§ **Records to process**:

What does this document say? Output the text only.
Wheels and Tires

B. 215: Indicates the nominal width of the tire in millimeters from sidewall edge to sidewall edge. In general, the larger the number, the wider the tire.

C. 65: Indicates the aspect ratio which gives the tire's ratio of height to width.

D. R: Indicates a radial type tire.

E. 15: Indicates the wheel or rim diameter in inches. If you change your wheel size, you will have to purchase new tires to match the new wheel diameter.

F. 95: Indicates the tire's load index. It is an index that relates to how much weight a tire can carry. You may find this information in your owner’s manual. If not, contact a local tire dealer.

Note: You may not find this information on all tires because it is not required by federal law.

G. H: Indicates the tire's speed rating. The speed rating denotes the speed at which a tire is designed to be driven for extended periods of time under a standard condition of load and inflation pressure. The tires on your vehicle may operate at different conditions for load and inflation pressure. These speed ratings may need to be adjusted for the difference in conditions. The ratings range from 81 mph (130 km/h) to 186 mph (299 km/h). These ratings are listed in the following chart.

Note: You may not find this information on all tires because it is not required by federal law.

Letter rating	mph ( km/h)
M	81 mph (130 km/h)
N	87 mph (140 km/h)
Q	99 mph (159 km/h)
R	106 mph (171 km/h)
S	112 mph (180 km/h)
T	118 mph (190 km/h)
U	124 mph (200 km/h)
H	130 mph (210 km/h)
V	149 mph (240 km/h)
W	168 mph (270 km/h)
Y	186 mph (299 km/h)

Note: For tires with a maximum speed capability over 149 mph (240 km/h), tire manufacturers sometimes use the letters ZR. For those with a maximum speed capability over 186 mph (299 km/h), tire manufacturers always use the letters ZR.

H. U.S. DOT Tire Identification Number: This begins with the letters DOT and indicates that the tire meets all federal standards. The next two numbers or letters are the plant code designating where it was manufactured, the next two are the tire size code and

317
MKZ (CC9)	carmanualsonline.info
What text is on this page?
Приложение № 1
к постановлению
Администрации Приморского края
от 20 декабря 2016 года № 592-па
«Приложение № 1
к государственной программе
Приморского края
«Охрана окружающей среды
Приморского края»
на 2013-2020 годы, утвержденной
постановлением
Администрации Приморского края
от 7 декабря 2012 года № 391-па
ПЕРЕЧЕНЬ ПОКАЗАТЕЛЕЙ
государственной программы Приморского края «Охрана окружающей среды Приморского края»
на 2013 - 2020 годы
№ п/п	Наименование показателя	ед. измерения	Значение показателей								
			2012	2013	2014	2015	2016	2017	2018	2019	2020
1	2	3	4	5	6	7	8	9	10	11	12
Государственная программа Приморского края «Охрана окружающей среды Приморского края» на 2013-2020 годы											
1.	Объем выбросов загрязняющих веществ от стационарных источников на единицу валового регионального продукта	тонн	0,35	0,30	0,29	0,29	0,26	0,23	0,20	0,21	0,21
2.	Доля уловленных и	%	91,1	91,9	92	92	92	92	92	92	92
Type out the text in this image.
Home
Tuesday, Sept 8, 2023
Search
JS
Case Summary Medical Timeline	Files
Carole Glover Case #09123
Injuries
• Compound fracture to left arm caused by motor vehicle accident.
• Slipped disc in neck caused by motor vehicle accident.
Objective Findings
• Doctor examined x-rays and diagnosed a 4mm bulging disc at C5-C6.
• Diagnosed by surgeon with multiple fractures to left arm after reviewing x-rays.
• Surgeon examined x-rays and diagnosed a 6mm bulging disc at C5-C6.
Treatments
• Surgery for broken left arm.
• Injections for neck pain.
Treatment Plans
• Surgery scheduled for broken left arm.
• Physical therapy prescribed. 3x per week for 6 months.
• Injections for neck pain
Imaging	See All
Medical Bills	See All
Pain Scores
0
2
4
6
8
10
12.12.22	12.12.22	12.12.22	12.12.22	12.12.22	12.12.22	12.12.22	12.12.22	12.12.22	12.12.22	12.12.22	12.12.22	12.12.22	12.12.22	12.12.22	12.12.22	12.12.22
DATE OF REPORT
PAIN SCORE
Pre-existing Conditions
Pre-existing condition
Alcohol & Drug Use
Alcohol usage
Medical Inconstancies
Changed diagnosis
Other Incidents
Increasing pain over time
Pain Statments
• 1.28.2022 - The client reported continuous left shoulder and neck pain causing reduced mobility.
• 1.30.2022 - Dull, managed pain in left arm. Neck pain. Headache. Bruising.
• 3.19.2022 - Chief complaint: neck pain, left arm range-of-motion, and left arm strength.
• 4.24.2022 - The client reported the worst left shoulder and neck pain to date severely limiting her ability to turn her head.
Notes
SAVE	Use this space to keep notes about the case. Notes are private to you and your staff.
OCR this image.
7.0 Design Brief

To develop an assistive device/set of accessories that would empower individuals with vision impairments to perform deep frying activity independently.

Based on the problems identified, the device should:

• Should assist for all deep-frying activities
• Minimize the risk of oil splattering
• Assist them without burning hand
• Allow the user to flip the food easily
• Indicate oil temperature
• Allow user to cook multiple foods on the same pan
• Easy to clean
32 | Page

§ **Problem statement**: Retype all the material above precisely, with no line left out.

§ **Correct output**:
What does this document say? Output the text only.
Wheels and Tires

B. 215: Indicates the nominal width of the tire in millimeters from sidewall edge to sidewall edge. In general, the larger the number, the wider the tire.

C. 65: Indicates the aspect ratio which gives the tire's ratio of height to width.

D. R: Indicates a radial type tire.

E. 15: Indicates the wheel or rim diameter in inches. If you change your wheel size, you will have to purchase new tires to match the new wheel diameter.

F. 95: Indicates the tire's load index. It is an index that relates to how much weight a tire can carry. You may find this information in your owner’s manual. If not, contact a local tire dealer.

Note: You may not find this information on all tires because it is not required by federal law.

G. H: Indicates the tire's speed rating. The speed rating denotes the speed at which a tire is designed to be driven for extended periods of time under a standard condition of load and inflation pressure. The tires on your vehicle may operate at different conditions for load and inflation pressure. These speed ratings may need to be adjusted for the difference in conditions. The ratings range from 81 mph (130 km/h) to 186 mph (299 km/h). These ratings are listed in the following chart.

Note: You may not find this information on all tires because it is not required by federal law.

Letter rating	mph ( km/h)
M	81 mph (130 km/h)
N	87 mph (140 km/h)
Q	99 mph (159 km/h)
R	106 mph (171 km/h)
S	112 mph (180 km/h)
T	118 mph (190 km/h)
U	124 mph (200 km/h)
H	130 mph (210 km/h)
V	149 mph (240 km/h)
W	168 mph (270 km/h)
Y	186 mph (299 km/h)

Note: For tires with a maximum speed capability over 149 mph (240 km/h), tire manufacturers sometimes use the letters ZR. For those with a maximum speed capability over 186 mph (299 km/h), tire manufacturers always use the letters ZR.

H. U.S. DOT Tire Identification Number: This begins with the letters DOT and indicates that the tire meets all federal standards. The next two numbers or letters are the plant code designating where it was manufactured, the next two are the tire size code and

317
MKZ (CC9)	carmanualsonline.info
What text is on this page?
Приложение № 1
к постановлению
Администрации Приморского края
от 20 декабря 2016 года № 592-па
«Приложение № 1
к государственной программе
Приморского края
«Охрана окружающей среды
Приморского края»
на 2013-2020 годы, утвержденной
постановлением
Администрации Приморского края
от 7 декабря 2012 года № 391-па
ПЕРЕЧЕНЬ ПОКАЗАТЕЛЕЙ
государственной программы Приморского края «Охрана окружающей среды Приморского края»
на 2013 - 2020 годы
№ п/п	Наименование показателя	ед. измерения	Значение показателей								
			2012	2013	2014	2015	2016	2017	2018	2019	2020
1	2	3	4	5	6	7	8	9	10	11	12
Государственная программа Приморского края «Охрана окружающей среды Приморского края» на 2013-2020 годы											
1.	Объем выбросов загрязняющих веществ от стационарных источников на единицу валового регионального продукта	тонн	0,35	0,30	0,29	0,29	0,26	0,23	0,20	0,21	0,21
2.	Доля уловленных и	%	91,1	91,9	92	92	92	92	92	92	92
Type out the text in this image.
Home
Tuesday, Sept 8, 2023
Search
JS
Case Summary Medical Timeline	Files
Carole Glover Case #09123
Injuries
• Compound fracture to left arm caused by motor vehicle accident.
• Slipped disc in neck caused by motor vehicle accident.
Objective Findings
• Doctor examined x-rays and diagnosed a 4mm bulging disc at C5-C6.
• Diagnosed by surgeon with multiple fractures to left arm after reviewing x-rays.
• Surgeon examined x-rays and diagnosed a 6mm bulging disc at C5-C6.
Treatments
• Surgery for broken left arm.
• Injections for neck pain.
Treatment Plans
• Surgery scheduled for broken left arm.
• Physical therapy prescribed. 3x per week for 6 months.
• Injections for neck pain
Imaging	See All
Medical Bills	See All
Pain Scores
0
2
4
6
8
10
12.12.22	12.12.22	12.12.22	12.12.22	12.12.22	12.12.22	12.12.22	12.12.22	12.12.22	12.12.22	12.12.22	12.12.22	12.12.22	12.12.22	12.12.22	12.12.22	12.12.22
DATE OF REPORT
PAIN SCORE
Pre-existing Conditions
Pre-existing condition
Alcohol & Drug Use
Alcohol usage
Medical Inconstancies
Changed diagnosis
Other Incidents
Increasing pain over time
Pain Statments
• 1.28.2022 - The client reported continuous left shoulder and neck pain causing reduced mobility.
• 1.30.2022 - Dull, managed pain in left arm. Neck pain. Headache. Bruising.
• 3.19.2022 - Chief complaint: neck pain, left arm range-of-motion, and left arm strength.
• 4.24.2022 - The client reported the worst left shoulder and neck pain to date severely limiting her ability to turn her head.
Notes
SAVE	Use this space to keep notes about the case. Notes are private to you and your staff.
OCR this image.
7.0 Design Brief

To develop an assistive device/set of accessories that would empower individuals with vision impairments to perform deep frying activity independently.

Based on the problems identified, the device should:

• Should assist for all deep-frying activities
• Minimize the risk of oil splattering
• Assist them without burning hand
• Allow the user to flip the food easily
• Indicate oil temperature
• Allow user to cook multiple foods on the same pan
• Easy to clean
32 | Page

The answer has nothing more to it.